SET EXERCISE. Skip the pictures. Copy all the rest of the records down exactly.

** Start LISTING **

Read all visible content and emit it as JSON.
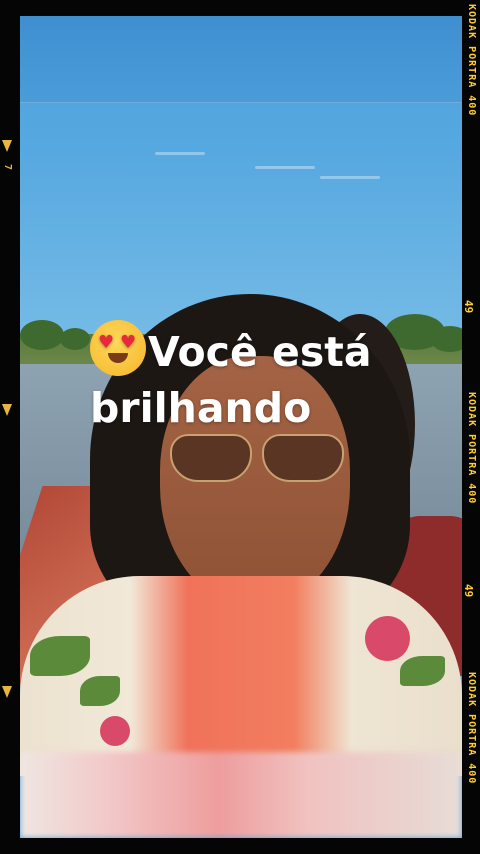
{
  "caption": {
    "emoji_name": "heart-eyes-emoji",
    "line1": "Você está",
    "line2": "brilhando"
  },
  "film_edge": {
    "brand_label": "KODAK PORTRA 400",
    "frame_number": "49",
    "left_number": "7",
    "accent_color": "#ffcc33"
  }
}
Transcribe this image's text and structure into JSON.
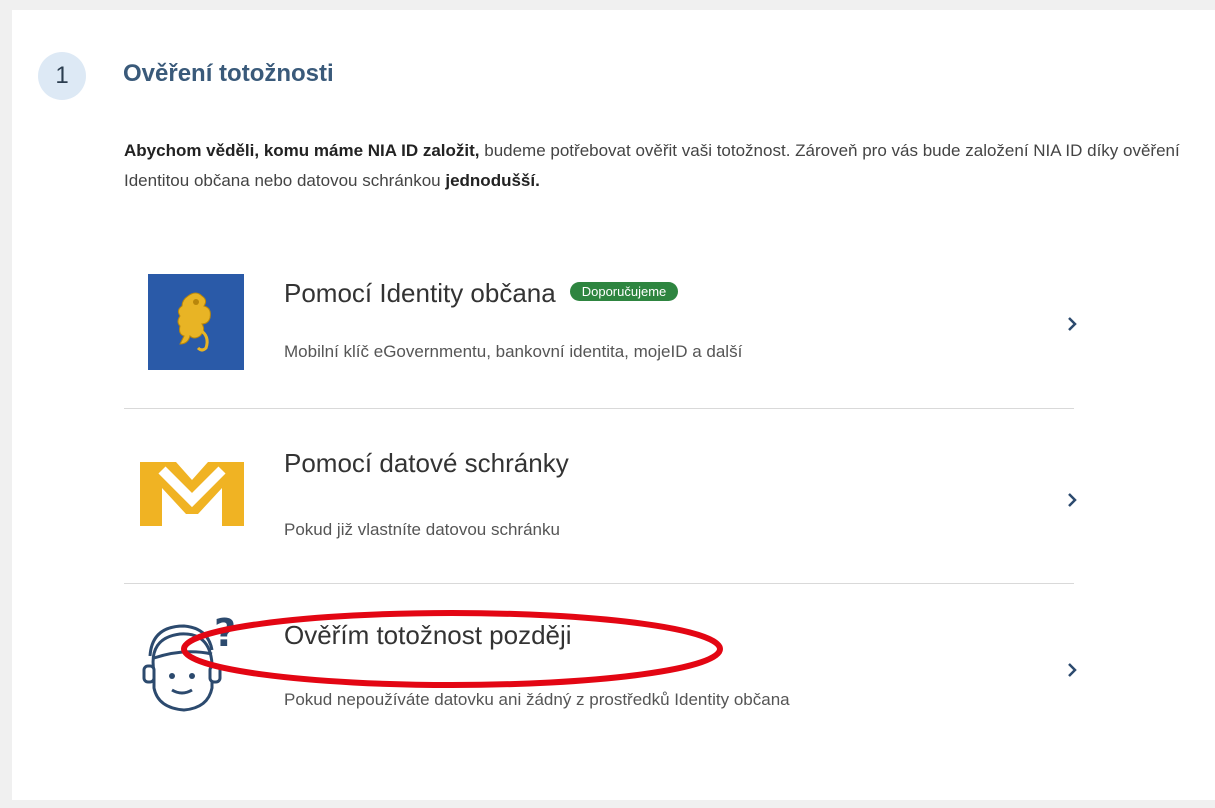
{
  "step": {
    "number": "1",
    "title": "Ověření totožnosti"
  },
  "intro": {
    "bold1": "Abychom věděli, komu máme NIA ID založit,",
    "text1": " budeme potřebovat ověřit vaši totožnost. Zároveň pro vás bude založení NIA ID díky ověření Identitou občana nebo datovou schránkou ",
    "bold2": "jednodušší."
  },
  "options": [
    {
      "label": "Pomocí Identity občana",
      "badge": "Doporučujeme",
      "sub": "Mobilní klíč eGovernmentu, bankovní identita, mojeID a další",
      "icon": "czech-lion-emblem-icon"
    },
    {
      "label": "Pomocí datové schránky",
      "sub": "Pokud již vlastníte datovou schránku",
      "icon": "datova-schranka-logo-icon"
    },
    {
      "label": "Ověřím totožnost později",
      "sub": "Pokud nepoužíváte datovku ani žádný z prostředků Identity občana",
      "icon": "question-face-icon"
    }
  ],
  "colors": {
    "step_title": "#3a5a7a",
    "badge_green": "#2e8540",
    "emblem_blue": "#2a5aa8",
    "mailbox_yellow": "#f0b323",
    "annotation_red": "#e30613",
    "chevron": "#2c4a6e"
  }
}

** End LISTING **

SOLVED PROBLEM.
Read all visible content and emit it as JSON.
{
  "caption": {
    "emoji_name": "heart-eyes-emoji",
    "line1": "Você está",
    "line2": "brilhando"
  },
  "film_edge": {
    "brand_label": "KODAK PORTRA 400",
    "frame_number": "49",
    "left_number": "7",
    "accent_color": "#ffcc33"
  }
}
Transcribe this image's text and structure into JSON.
{
  "step": {
    "number": "1",
    "title": "Ověření totožnosti"
  },
  "intro": {
    "bold1": "Abychom věděli, komu máme NIA ID založit,",
    "text1": " budeme potřebovat ověřit vaši totožnost. Zároveň pro vás bude založení NIA ID díky ověření Identitou občana nebo datovou schránkou ",
    "bold2": "jednodušší."
  },
  "options": [
    {
      "label": "Pomocí Identity občana",
      "badge": "Doporučujeme",
      "sub": "Mobilní klíč eGovernmentu, bankovní identita, mojeID a další",
      "icon": "czech-lion-emblem-icon"
    },
    {
      "label": "Pomocí datové schránky",
      "sub": "Pokud již vlastníte datovou schránku",
      "icon": "datova-schranka-logo-icon"
    },
    {
      "label": "Ověřím totožnost později",
      "sub": "Pokud nepoužíváte datovku ani žádný z prostředků Identity občana",
      "icon": "question-face-icon"
    }
  ],
  "colors": {
    "step_title": "#3a5a7a",
    "badge_green": "#2e8540",
    "emblem_blue": "#2a5aa8",
    "mailbox_yellow": "#f0b323",
    "annotation_red": "#e30613",
    "chevron": "#2c4a6e"
  }
}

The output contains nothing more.